- Supplied text:
────────────────────────────────────────

Essay
Friday, February 28, 2025
draft
It’s taken a long while, some 50 years, but it’s finally come – an understanding of living between two cultures.
…
Context – One
I was born in Aprigliano, a small hilltop town 16 kilometers south east of Cosenza. Today it’s considered a suburb; several of my relatives commute to Cosenza for work. I have many memories of my time in Aprigliano – my school, my First Communion, my Confirmation, Christmas, La Befana, cullurielli, pitta ‘mpigliata, funerals, trips to the sea-shore, the first snowfalls, scirubbetta. I can still bring up images of playing with my friends – Gabriele, Corrado and Franco; the afternoons we spent on the outside steps playing cards. It was a rich life, full of experiences that have shaped who I am. And I still keep in touch with my friends from that long ago; and I still keep in touch with my many relatives.
Context – Two
My family arrived in Sault Ste Marie, Ontario in May of 1957. I was 8 years old.
– For the next 6 years we lived with my maternal grandparents who had been our sponsors. Their house, on Henrietta Street, was home to 9 Calabrian immigrants – my grandparents, my aunt and uncle and their newborn child and my family of 4. (In the late 50s the area was a new subdivision full of English speaking families. My grandparents had moved there from the Italian ghetto on James Street.)
– In July of 1963, my family moved to the house on Turner Avenue. The above image is in that house.

────────────────────────────────────────

- Supplied material:

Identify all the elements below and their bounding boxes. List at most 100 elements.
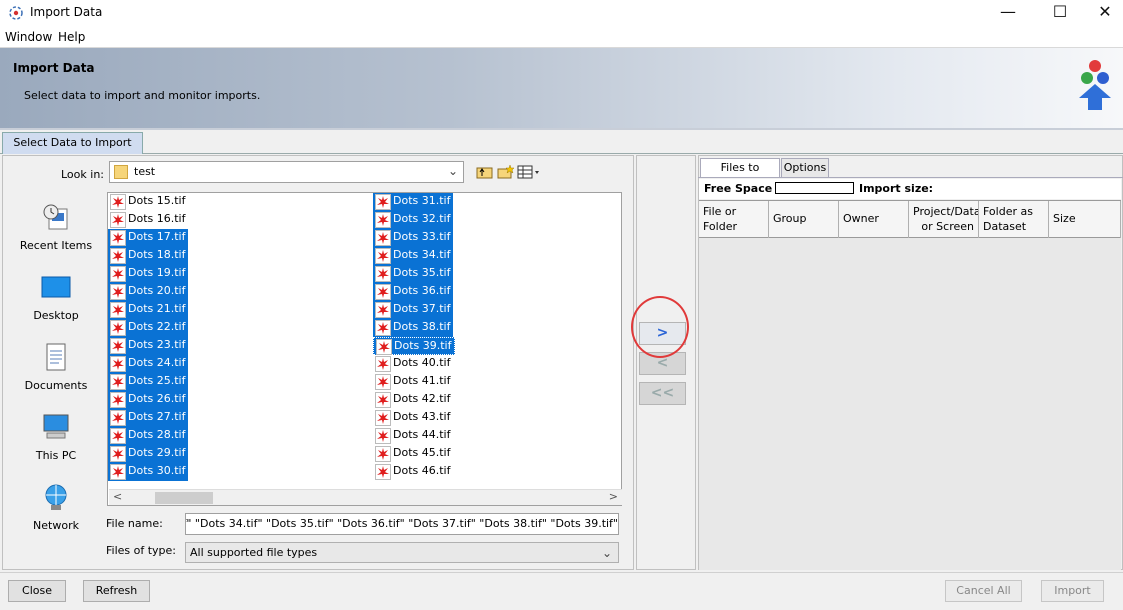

────────────────────────────────────────

- Exercise instructions:
a: From the essay, write out the passage between "Context – Two" and "on James Street.)", inclusive, substituting "grandmother and grandfather" for each occurrence of "grandparents".
b: List every street named in the essay.

- Expected answers:
a:
Context – Two
My family arrived in Sault Ste Marie, Ontario in May of 1957. I was 8 years old.
– For the next 6 years we lived with my maternal grandmother and grandfather who had been our sponsors. Their house, on Henrietta Street, was home to 9 Calabrian immigrants – my grandmother and grandfather, my aunt and uncle and their newborn child and my family of 4. (In the late 50s the area was a new subdivision full of English speaking families. My grandmother and grandfather had moved there from the Italian ghetto on James Street.)

b: Henrietta Street, James Street, Turner Avenue